WHAT YOU HAVE TO DO: Filter the data for lines with the word "color", then copy every line so identified.

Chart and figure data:
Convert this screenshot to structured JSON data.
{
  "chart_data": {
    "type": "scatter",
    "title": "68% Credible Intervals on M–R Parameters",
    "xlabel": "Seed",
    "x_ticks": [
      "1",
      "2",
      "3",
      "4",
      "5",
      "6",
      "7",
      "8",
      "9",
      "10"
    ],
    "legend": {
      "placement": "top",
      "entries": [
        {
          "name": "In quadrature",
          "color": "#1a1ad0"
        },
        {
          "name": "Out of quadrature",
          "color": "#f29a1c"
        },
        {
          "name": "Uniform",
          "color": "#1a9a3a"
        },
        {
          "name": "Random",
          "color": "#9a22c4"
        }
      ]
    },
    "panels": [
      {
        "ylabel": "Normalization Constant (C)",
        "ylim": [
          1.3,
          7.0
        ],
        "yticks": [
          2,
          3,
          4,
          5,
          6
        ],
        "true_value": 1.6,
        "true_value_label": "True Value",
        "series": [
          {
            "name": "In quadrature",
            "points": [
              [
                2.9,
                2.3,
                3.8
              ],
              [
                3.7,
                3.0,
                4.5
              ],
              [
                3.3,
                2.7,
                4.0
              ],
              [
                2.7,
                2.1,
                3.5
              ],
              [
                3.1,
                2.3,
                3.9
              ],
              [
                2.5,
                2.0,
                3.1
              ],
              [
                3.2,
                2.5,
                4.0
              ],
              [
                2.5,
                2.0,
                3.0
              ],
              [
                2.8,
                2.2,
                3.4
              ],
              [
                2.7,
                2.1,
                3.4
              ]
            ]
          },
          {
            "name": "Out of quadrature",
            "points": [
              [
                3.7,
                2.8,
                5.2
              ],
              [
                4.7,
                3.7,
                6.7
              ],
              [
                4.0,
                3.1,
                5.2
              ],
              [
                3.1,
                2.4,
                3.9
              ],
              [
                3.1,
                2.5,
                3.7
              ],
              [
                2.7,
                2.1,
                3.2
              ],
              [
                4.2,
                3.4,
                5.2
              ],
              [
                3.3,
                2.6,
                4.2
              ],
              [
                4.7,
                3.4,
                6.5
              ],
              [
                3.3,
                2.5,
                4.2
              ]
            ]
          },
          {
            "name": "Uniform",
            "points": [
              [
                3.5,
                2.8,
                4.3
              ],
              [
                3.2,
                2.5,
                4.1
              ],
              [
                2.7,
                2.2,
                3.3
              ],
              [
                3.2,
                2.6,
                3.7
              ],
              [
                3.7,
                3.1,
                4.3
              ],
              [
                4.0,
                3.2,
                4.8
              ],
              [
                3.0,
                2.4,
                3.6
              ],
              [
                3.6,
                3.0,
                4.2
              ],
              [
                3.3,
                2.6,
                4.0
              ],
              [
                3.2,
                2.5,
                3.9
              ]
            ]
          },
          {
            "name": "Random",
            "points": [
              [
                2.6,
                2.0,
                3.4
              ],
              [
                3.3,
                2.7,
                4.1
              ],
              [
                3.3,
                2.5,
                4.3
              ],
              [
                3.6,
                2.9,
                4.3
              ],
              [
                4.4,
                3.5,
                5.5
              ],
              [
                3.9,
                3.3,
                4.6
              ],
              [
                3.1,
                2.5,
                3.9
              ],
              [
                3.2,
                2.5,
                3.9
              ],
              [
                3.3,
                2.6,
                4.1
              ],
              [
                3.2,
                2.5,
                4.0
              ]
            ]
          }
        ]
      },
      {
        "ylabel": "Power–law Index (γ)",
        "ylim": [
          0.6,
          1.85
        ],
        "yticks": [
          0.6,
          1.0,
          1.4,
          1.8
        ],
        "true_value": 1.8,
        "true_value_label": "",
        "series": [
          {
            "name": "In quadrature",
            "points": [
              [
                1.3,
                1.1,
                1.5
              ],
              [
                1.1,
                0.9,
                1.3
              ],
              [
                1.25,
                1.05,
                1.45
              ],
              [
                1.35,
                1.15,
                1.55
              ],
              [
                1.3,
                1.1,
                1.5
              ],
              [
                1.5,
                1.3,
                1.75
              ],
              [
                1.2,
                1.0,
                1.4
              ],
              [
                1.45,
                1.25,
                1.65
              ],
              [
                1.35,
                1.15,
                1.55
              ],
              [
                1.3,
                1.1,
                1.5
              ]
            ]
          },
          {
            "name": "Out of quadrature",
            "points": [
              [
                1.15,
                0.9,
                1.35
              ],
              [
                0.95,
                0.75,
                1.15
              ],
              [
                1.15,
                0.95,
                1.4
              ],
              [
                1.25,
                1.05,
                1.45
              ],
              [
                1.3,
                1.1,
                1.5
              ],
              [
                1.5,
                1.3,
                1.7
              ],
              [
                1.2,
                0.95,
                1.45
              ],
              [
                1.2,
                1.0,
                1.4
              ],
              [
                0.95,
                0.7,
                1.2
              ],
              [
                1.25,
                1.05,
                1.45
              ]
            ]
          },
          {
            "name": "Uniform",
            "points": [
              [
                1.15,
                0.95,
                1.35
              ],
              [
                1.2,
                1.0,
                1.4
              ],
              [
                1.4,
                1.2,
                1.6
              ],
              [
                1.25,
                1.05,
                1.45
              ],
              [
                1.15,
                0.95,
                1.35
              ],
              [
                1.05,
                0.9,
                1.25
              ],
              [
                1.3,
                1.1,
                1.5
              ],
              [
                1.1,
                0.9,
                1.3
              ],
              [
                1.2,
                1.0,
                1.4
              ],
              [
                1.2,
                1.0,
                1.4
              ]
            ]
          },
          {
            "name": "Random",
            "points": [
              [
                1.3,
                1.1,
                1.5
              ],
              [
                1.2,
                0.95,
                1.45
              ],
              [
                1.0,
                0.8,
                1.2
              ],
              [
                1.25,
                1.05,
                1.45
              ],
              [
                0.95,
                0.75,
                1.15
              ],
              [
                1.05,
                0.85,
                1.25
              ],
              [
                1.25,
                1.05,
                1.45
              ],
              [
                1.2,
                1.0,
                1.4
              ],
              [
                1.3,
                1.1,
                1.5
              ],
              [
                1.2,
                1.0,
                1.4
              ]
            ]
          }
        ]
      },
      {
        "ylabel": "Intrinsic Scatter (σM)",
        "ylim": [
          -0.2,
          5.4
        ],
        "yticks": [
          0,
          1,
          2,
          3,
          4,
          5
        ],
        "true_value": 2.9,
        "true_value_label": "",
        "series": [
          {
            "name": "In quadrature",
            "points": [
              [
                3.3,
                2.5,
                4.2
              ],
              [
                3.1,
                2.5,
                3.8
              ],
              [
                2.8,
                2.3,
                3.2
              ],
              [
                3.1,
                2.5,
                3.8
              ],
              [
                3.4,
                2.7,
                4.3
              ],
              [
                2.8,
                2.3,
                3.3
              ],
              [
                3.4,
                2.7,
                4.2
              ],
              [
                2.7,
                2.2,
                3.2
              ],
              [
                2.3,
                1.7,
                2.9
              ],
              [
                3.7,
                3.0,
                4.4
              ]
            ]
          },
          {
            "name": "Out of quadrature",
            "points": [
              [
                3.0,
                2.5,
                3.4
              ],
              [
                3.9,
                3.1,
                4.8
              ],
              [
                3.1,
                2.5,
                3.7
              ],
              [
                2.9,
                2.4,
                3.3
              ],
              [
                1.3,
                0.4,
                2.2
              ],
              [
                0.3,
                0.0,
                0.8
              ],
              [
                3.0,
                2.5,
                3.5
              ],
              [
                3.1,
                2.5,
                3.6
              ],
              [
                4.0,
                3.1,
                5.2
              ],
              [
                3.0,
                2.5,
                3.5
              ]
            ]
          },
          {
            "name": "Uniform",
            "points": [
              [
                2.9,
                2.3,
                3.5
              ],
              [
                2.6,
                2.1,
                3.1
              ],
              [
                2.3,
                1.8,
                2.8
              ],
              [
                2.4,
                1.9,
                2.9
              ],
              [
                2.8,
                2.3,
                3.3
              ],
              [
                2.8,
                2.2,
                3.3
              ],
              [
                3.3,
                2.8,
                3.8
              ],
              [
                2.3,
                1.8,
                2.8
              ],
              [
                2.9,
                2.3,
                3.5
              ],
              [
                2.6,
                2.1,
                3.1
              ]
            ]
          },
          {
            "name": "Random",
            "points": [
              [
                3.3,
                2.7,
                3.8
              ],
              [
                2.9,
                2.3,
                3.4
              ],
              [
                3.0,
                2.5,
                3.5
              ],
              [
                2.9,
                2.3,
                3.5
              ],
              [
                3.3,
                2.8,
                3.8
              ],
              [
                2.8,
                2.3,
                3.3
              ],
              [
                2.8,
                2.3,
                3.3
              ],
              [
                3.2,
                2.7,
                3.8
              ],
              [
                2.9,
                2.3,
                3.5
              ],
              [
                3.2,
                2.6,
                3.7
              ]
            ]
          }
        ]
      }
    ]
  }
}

EXERCISE RESPONSE:
          "color": "#1a1ad0"
          "color": "#f29a1c"
          "color": "#1a9a3a"
          "color": "#9a22c4"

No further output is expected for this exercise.